__TASK__. Everything from the line containing "What data populates" through the final line of the entries must be repeated exactly, and only that, without pictures.
━━━━
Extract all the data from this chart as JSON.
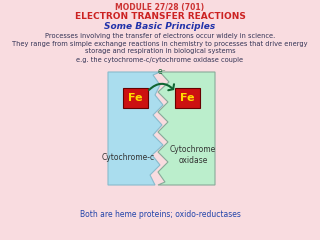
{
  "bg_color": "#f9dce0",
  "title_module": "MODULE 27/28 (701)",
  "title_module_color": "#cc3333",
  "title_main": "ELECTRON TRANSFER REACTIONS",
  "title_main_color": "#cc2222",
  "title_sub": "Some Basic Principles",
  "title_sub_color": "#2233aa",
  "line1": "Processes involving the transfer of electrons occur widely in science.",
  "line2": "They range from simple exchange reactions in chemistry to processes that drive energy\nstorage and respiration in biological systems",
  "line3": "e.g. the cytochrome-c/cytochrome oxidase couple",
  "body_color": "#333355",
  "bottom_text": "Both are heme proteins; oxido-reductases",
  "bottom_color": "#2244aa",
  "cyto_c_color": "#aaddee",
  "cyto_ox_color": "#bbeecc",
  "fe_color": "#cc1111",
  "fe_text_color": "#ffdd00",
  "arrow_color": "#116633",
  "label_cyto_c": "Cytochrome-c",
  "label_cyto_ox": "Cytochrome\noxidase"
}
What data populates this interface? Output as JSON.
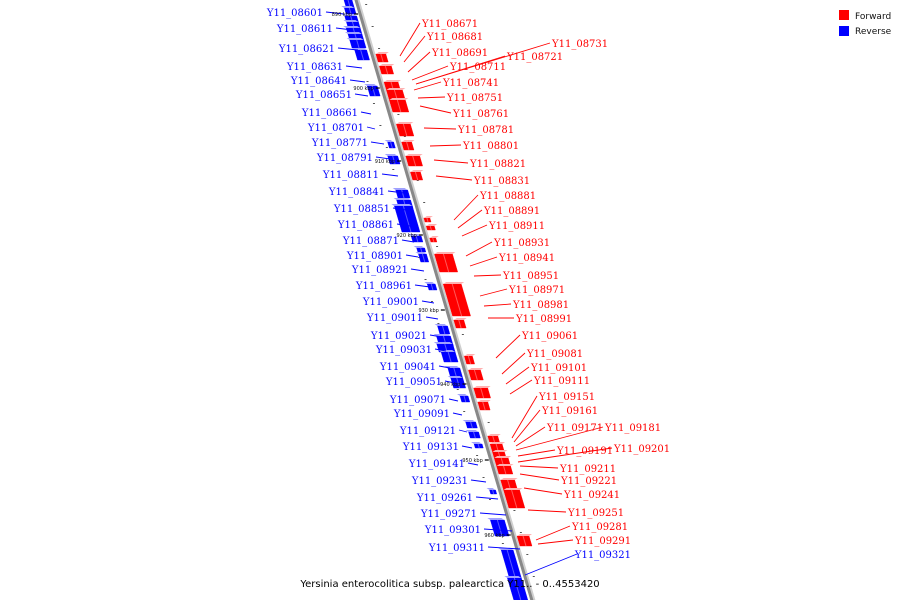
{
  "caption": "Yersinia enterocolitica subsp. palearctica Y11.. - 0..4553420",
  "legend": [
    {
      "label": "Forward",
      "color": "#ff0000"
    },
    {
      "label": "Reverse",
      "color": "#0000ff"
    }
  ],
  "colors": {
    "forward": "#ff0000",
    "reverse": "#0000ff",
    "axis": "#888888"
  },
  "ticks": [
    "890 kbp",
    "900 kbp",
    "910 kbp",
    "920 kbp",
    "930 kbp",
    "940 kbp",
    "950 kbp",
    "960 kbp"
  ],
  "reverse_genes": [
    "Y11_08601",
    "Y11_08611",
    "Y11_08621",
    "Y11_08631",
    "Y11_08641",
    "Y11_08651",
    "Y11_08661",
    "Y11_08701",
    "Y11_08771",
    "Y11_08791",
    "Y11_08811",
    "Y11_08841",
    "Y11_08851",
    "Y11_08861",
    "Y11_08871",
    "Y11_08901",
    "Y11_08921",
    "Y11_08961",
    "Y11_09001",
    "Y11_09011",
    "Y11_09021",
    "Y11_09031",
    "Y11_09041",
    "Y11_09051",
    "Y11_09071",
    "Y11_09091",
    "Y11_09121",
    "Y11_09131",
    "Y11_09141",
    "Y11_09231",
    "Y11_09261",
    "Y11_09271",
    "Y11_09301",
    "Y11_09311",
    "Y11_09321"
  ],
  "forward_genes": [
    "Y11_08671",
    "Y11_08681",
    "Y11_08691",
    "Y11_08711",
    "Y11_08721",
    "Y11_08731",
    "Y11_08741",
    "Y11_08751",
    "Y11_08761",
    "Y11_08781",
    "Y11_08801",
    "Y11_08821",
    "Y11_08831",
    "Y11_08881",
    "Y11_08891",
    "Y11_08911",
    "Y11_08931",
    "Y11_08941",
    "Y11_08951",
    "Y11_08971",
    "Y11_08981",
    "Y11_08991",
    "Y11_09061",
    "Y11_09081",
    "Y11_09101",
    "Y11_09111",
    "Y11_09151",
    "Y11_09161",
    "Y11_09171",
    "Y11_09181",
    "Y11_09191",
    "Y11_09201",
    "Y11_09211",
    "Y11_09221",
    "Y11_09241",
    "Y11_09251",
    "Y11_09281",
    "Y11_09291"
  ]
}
━━━━
__EXERCISE RESULT__.
What data populates this interface? Output as JSON.
{
  "caption": "Yersinia enterocolitica subsp. palearctica Y11.. - 0..4553420",
  "legend": [
    {
      "label": "Forward",
      "color": "#ff0000"
    },
    {
      "label": "Reverse",
      "color": "#0000ff"
    }
  ],
  "colors": {
    "forward": "#ff0000",
    "reverse": "#0000ff",
    "axis": "#888888"
  },
  "ticks": [
    "890 kbp",
    "900 kbp",
    "910 kbp",
    "920 kbp",
    "930 kbp",
    "940 kbp",
    "950 kbp",
    "960 kbp"
  ],
  "reverse_genes": [
    "Y11_08601",
    "Y11_08611",
    "Y11_08621",
    "Y11_08631",
    "Y11_08641",
    "Y11_08651",
    "Y11_08661",
    "Y11_08701",
    "Y11_08771",
    "Y11_08791",
    "Y11_08811",
    "Y11_08841",
    "Y11_08851",
    "Y11_08861",
    "Y11_08871",
    "Y11_08901",
    "Y11_08921",
    "Y11_08961",
    "Y11_09001",
    "Y11_09011",
    "Y11_09021",
    "Y11_09031",
    "Y11_09041",
    "Y11_09051",
    "Y11_09071",
    "Y11_09091",
    "Y11_09121",
    "Y11_09131",
    "Y11_09141",
    "Y11_09231",
    "Y11_09261",
    "Y11_09271",
    "Y11_09301",
    "Y11_09311",
    "Y11_09321"
  ],
  "forward_genes": [
    "Y11_08671",
    "Y11_08681",
    "Y11_08691",
    "Y11_08711",
    "Y11_08721",
    "Y11_08731",
    "Y11_08741",
    "Y11_08751",
    "Y11_08761",
    "Y11_08781",
    "Y11_08801",
    "Y11_08821",
    "Y11_08831",
    "Y11_08881",
    "Y11_08891",
    "Y11_08911",
    "Y11_08931",
    "Y11_08941",
    "Y11_08951",
    "Y11_08971",
    "Y11_08981",
    "Y11_08991",
    "Y11_09061",
    "Y11_09081",
    "Y11_09101",
    "Y11_09111",
    "Y11_09151",
    "Y11_09161",
    "Y11_09171",
    "Y11_09181",
    "Y11_09191",
    "Y11_09201",
    "Y11_09211",
    "Y11_09221",
    "Y11_09241",
    "Y11_09251",
    "Y11_09281",
    "Y11_09291"
  ]
}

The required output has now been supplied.